━━━━━ EXCERPTED RECORDS ━━━━━

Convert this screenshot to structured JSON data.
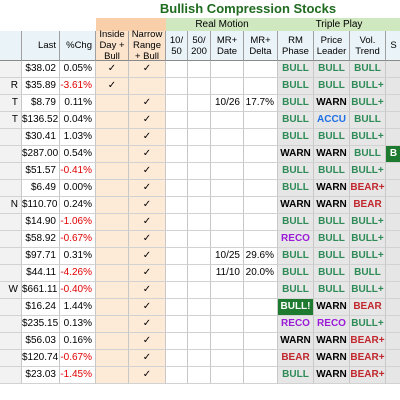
{
  "title": "Bullish Compression Stocks",
  "band_labels": {
    "real_motion": "Real Motion",
    "triple_play": "Triple Play"
  },
  "headers": [
    "",
    "Last",
    "%Chg",
    "Inside\nDay +\nBull",
    "Narrow\nRange\n+ Bull",
    "10/\n50",
    "50/\n200",
    "MR+\nDate",
    "MR+\nDelta",
    "RM\nPhase",
    "Price\nLeader",
    "Vol.\nTrend",
    "S"
  ],
  "colors": {
    "header_orange": "#fbe3cc",
    "header_light": "#eaf3f8",
    "band_orange": "#f8cfa8",
    "band_green": "#cfe8c0",
    "check_bg": "#fdebd8",
    "gray_bg": "#e6e6e6",
    "name_bg": "#f2f2f2",
    "pos": "#000000",
    "neg": "#e00000",
    "BULL": "#2e8b57",
    "BULL+": "#2e8b57",
    "WARN": "#000000",
    "ACCU": "#1e6fe6",
    "RECO": "#9b1bd8",
    "BEAR": "#c1272d",
    "BEAR+": "#c1272d",
    "filled_green": "#1e7a2e"
  },
  "rows": [
    {
      "sym": "",
      "last": "$38.02",
      "chg": "0.05%",
      "inside": "✓",
      "narrow": "✓",
      "c1050": "",
      "c50200": "",
      "date": "",
      "delta": "",
      "rm": "BULL",
      "pl": "BULL",
      "vt": "BULL",
      "s": ""
    },
    {
      "sym": "R",
      "last": "$35.89",
      "chg": "-3.61%",
      "inside": "✓",
      "narrow": "",
      "c1050": "",
      "c50200": "",
      "date": "",
      "delta": "",
      "rm": "BULL",
      "pl": "BULL",
      "vt": "BULL+",
      "s": ""
    },
    {
      "sym": "T",
      "last": "$8.79",
      "chg": "0.11%",
      "inside": "",
      "narrow": "✓",
      "c1050": "",
      "c50200": "",
      "date": "10/26",
      "delta": "17.7%",
      "rm": "BULL",
      "pl": "WARN",
      "vt": "BULL+",
      "s": ""
    },
    {
      "sym": "T",
      "last": "$136.52",
      "chg": "0.04%",
      "inside": "",
      "narrow": "✓",
      "c1050": "",
      "c50200": "",
      "date": "",
      "delta": "",
      "rm": "BULL",
      "pl": "ACCU",
      "vt": "BULL",
      "s": ""
    },
    {
      "sym": "",
      "last": "$30.41",
      "chg": "1.03%",
      "inside": "",
      "narrow": "✓",
      "c1050": "",
      "c50200": "",
      "date": "",
      "delta": "",
      "rm": "BULL",
      "pl": "BULL",
      "vt": "BULL+",
      "s": ""
    },
    {
      "sym": "",
      "last": "$287.00",
      "chg": "0.54%",
      "inside": "",
      "narrow": "✓",
      "c1050": "",
      "c50200": "",
      "date": "",
      "delta": "",
      "rm": "WARN",
      "pl": "WARN",
      "vt": "BULL",
      "s": "B"
    },
    {
      "sym": "",
      "last": "$51.57",
      "chg": "-0.41%",
      "inside": "",
      "narrow": "✓",
      "c1050": "",
      "c50200": "",
      "date": "",
      "delta": "",
      "rm": "BULL",
      "pl": "BULL",
      "vt": "BULL+",
      "s": ""
    },
    {
      "sym": "",
      "last": "$6.49",
      "chg": "0.00%",
      "inside": "",
      "narrow": "✓",
      "c1050": "",
      "c50200": "",
      "date": "",
      "delta": "",
      "rm": "BULL",
      "pl": "WARN",
      "vt": "BEAR+",
      "s": ""
    },
    {
      "sym": "N",
      "last": "$110.70",
      "chg": "0.24%",
      "inside": "",
      "narrow": "✓",
      "c1050": "",
      "c50200": "",
      "date": "",
      "delta": "",
      "rm": "WARN",
      "pl": "WARN",
      "vt": "BEAR",
      "s": ""
    },
    {
      "sym": "",
      "last": "$14.90",
      "chg": "-1.06%",
      "inside": "",
      "narrow": "✓",
      "c1050": "",
      "c50200": "",
      "date": "",
      "delta": "",
      "rm": "BULL",
      "pl": "BULL",
      "vt": "BULL+",
      "s": ""
    },
    {
      "sym": "",
      "last": "$58.92",
      "chg": "-0.67%",
      "inside": "",
      "narrow": "✓",
      "c1050": "",
      "c50200": "",
      "date": "",
      "delta": "",
      "rm": "RECO",
      "pl": "BULL",
      "vt": "BULL+",
      "s": ""
    },
    {
      "sym": "",
      "last": "$97.71",
      "chg": "0.31%",
      "inside": "",
      "narrow": "✓",
      "c1050": "",
      "c50200": "",
      "date": "10/25",
      "delta": "29.6%",
      "rm": "BULL",
      "pl": "BULL",
      "vt": "BULL+",
      "s": ""
    },
    {
      "sym": "",
      "last": "$44.11",
      "chg": "-4.26%",
      "inside": "",
      "narrow": "✓",
      "c1050": "",
      "c50200": "",
      "date": "11/10",
      "delta": "20.0%",
      "rm": "BULL",
      "pl": "BULL",
      "vt": "BULL",
      "s": ""
    },
    {
      "sym": "W",
      "last": "$661.11",
      "chg": "-0.40%",
      "inside": "",
      "narrow": "✓",
      "c1050": "",
      "c50200": "",
      "date": "",
      "delta": "",
      "rm": "BULL",
      "pl": "BULL",
      "vt": "BULL+",
      "s": ""
    },
    {
      "sym": "",
      "last": "$16.24",
      "chg": "1.44%",
      "inside": "",
      "narrow": "✓",
      "c1050": "",
      "c50200": "",
      "date": "",
      "delta": "",
      "rm": "BULL!",
      "pl": "WARN",
      "vt": "BEAR",
      "s": ""
    },
    {
      "sym": "",
      "last": "$235.15",
      "chg": "0.13%",
      "inside": "",
      "narrow": "✓",
      "c1050": "",
      "c50200": "",
      "date": "",
      "delta": "",
      "rm": "RECO",
      "pl": "RECO",
      "vt": "BULL+",
      "s": ""
    },
    {
      "sym": "",
      "last": "$56.03",
      "chg": "0.16%",
      "inside": "",
      "narrow": "✓",
      "c1050": "",
      "c50200": "",
      "date": "",
      "delta": "",
      "rm": "WARN",
      "pl": "WARN",
      "vt": "BEAR+",
      "s": ""
    },
    {
      "sym": "",
      "last": "$120.74",
      "chg": "-0.67%",
      "inside": "",
      "narrow": "✓",
      "c1050": "",
      "c50200": "",
      "date": "",
      "delta": "",
      "rm": "BEAR",
      "pl": "WARN",
      "vt": "BEAR+",
      "s": ""
    },
    {
      "sym": "",
      "last": "$23.03",
      "chg": "-1.45%",
      "inside": "",
      "narrow": "✓",
      "c1050": "",
      "c50200": "",
      "date": "",
      "delta": "",
      "rm": "BULL",
      "pl": "WARN",
      "vt": "BEAR+",
      "s": ""
    }
  ]
}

━━━━━

Output the entries above exactly. Drop the pictures.

Convert this screenshot to structured JSON data.
{
  "title": "Bullish Compression Stocks",
  "band_labels": {
    "real_motion": "Real Motion",
    "triple_play": "Triple Play"
  },
  "headers": [
    "",
    "Last",
    "%Chg",
    "Inside\nDay +\nBull",
    "Narrow\nRange\n+ Bull",
    "10/\n50",
    "50/\n200",
    "MR+\nDate",
    "MR+\nDelta",
    "RM\nPhase",
    "Price\nLeader",
    "Vol.\nTrend",
    "S"
  ],
  "colors": {
    "header_orange": "#fbe3cc",
    "header_light": "#eaf3f8",
    "band_orange": "#f8cfa8",
    "band_green": "#cfe8c0",
    "check_bg": "#fdebd8",
    "gray_bg": "#e6e6e6",
    "name_bg": "#f2f2f2",
    "pos": "#000000",
    "neg": "#e00000",
    "BULL": "#2e8b57",
    "BULL+": "#2e8b57",
    "WARN": "#000000",
    "ACCU": "#1e6fe6",
    "RECO": "#9b1bd8",
    "BEAR": "#c1272d",
    "BEAR+": "#c1272d",
    "filled_green": "#1e7a2e"
  },
  "rows": [
    {
      "sym": "",
      "last": "$38.02",
      "chg": "0.05%",
      "inside": "✓",
      "narrow": "✓",
      "c1050": "",
      "c50200": "",
      "date": "",
      "delta": "",
      "rm": "BULL",
      "pl": "BULL",
      "vt": "BULL",
      "s": ""
    },
    {
      "sym": "R",
      "last": "$35.89",
      "chg": "-3.61%",
      "inside": "✓",
      "narrow": "",
      "c1050": "",
      "c50200": "",
      "date": "",
      "delta": "",
      "rm": "BULL",
      "pl": "BULL",
      "vt": "BULL+",
      "s": ""
    },
    {
      "sym": "T",
      "last": "$8.79",
      "chg": "0.11%",
      "inside": "",
      "narrow": "✓",
      "c1050": "",
      "c50200": "",
      "date": "10/26",
      "delta": "17.7%",
      "rm": "BULL",
      "pl": "WARN",
      "vt": "BULL+",
      "s": ""
    },
    {
      "sym": "T",
      "last": "$136.52",
      "chg": "0.04%",
      "inside": "",
      "narrow": "✓",
      "c1050": "",
      "c50200": "",
      "date": "",
      "delta": "",
      "rm": "BULL",
      "pl": "ACCU",
      "vt": "BULL",
      "s": ""
    },
    {
      "sym": "",
      "last": "$30.41",
      "chg": "1.03%",
      "inside": "",
      "narrow": "✓",
      "c1050": "",
      "c50200": "",
      "date": "",
      "delta": "",
      "rm": "BULL",
      "pl": "BULL",
      "vt": "BULL+",
      "s": ""
    },
    {
      "sym": "",
      "last": "$287.00",
      "chg": "0.54%",
      "inside": "",
      "narrow": "✓",
      "c1050": "",
      "c50200": "",
      "date": "",
      "delta": "",
      "rm": "WARN",
      "pl": "WARN",
      "vt": "BULL",
      "s": "B"
    },
    {
      "sym": "",
      "last": "$51.57",
      "chg": "-0.41%",
      "inside": "",
      "narrow": "✓",
      "c1050": "",
      "c50200": "",
      "date": "",
      "delta": "",
      "rm": "BULL",
      "pl": "BULL",
      "vt": "BULL+",
      "s": ""
    },
    {
      "sym": "",
      "last": "$6.49",
      "chg": "0.00%",
      "inside": "",
      "narrow": "✓",
      "c1050": "",
      "c50200": "",
      "date": "",
      "delta": "",
      "rm": "BULL",
      "pl": "WARN",
      "vt": "BEAR+",
      "s": ""
    },
    {
      "sym": "N",
      "last": "$110.70",
      "chg": "0.24%",
      "inside": "",
      "narrow": "✓",
      "c1050": "",
      "c50200": "",
      "date": "",
      "delta": "",
      "rm": "WARN",
      "pl": "WARN",
      "vt": "BEAR",
      "s": ""
    },
    {
      "sym": "",
      "last": "$14.90",
      "chg": "-1.06%",
      "inside": "",
      "narrow": "✓",
      "c1050": "",
      "c50200": "",
      "date": "",
      "delta": "",
      "rm": "BULL",
      "pl": "BULL",
      "vt": "BULL+",
      "s": ""
    },
    {
      "sym": "",
      "last": "$58.92",
      "chg": "-0.67%",
      "inside": "",
      "narrow": "✓",
      "c1050": "",
      "c50200": "",
      "date": "",
      "delta": "",
      "rm": "RECO",
      "pl": "BULL",
      "vt": "BULL+",
      "s": ""
    },
    {
      "sym": "",
      "last": "$97.71",
      "chg": "0.31%",
      "inside": "",
      "narrow": "✓",
      "c1050": "",
      "c50200": "",
      "date": "10/25",
      "delta": "29.6%",
      "rm": "BULL",
      "pl": "BULL",
      "vt": "BULL+",
      "s": ""
    },
    {
      "sym": "",
      "last": "$44.11",
      "chg": "-4.26%",
      "inside": "",
      "narrow": "✓",
      "c1050": "",
      "c50200": "",
      "date": "11/10",
      "delta": "20.0%",
      "rm": "BULL",
      "pl": "BULL",
      "vt": "BULL",
      "s": ""
    },
    {
      "sym": "W",
      "last": "$661.11",
      "chg": "-0.40%",
      "inside": "",
      "narrow": "✓",
      "c1050": "",
      "c50200": "",
      "date": "",
      "delta": "",
      "rm": "BULL",
      "pl": "BULL",
      "vt": "BULL+",
      "s": ""
    },
    {
      "sym": "",
      "last": "$16.24",
      "chg": "1.44%",
      "inside": "",
      "narrow": "✓",
      "c1050": "",
      "c50200": "",
      "date": "",
      "delta": "",
      "rm": "BULL!",
      "pl": "WARN",
      "vt": "BEAR",
      "s": ""
    },
    {
      "sym": "",
      "last": "$235.15",
      "chg": "0.13%",
      "inside": "",
      "narrow": "✓",
      "c1050": "",
      "c50200": "",
      "date": "",
      "delta": "",
      "rm": "RECO",
      "pl": "RECO",
      "vt": "BULL+",
      "s": ""
    },
    {
      "sym": "",
      "last": "$56.03",
      "chg": "0.16%",
      "inside": "",
      "narrow": "✓",
      "c1050": "",
      "c50200": "",
      "date": "",
      "delta": "",
      "rm": "WARN",
      "pl": "WARN",
      "vt": "BEAR+",
      "s": ""
    },
    {
      "sym": "",
      "last": "$120.74",
      "chg": "-0.67%",
      "inside": "",
      "narrow": "✓",
      "c1050": "",
      "c50200": "",
      "date": "",
      "delta": "",
      "rm": "BEAR",
      "pl": "WARN",
      "vt": "BEAR+",
      "s": ""
    },
    {
      "sym": "",
      "last": "$23.03",
      "chg": "-1.45%",
      "inside": "",
      "narrow": "✓",
      "c1050": "",
      "c50200": "",
      "date": "",
      "delta": "",
      "rm": "BULL",
      "pl": "WARN",
      "vt": "BEAR+",
      "s": ""
    }
  ]
}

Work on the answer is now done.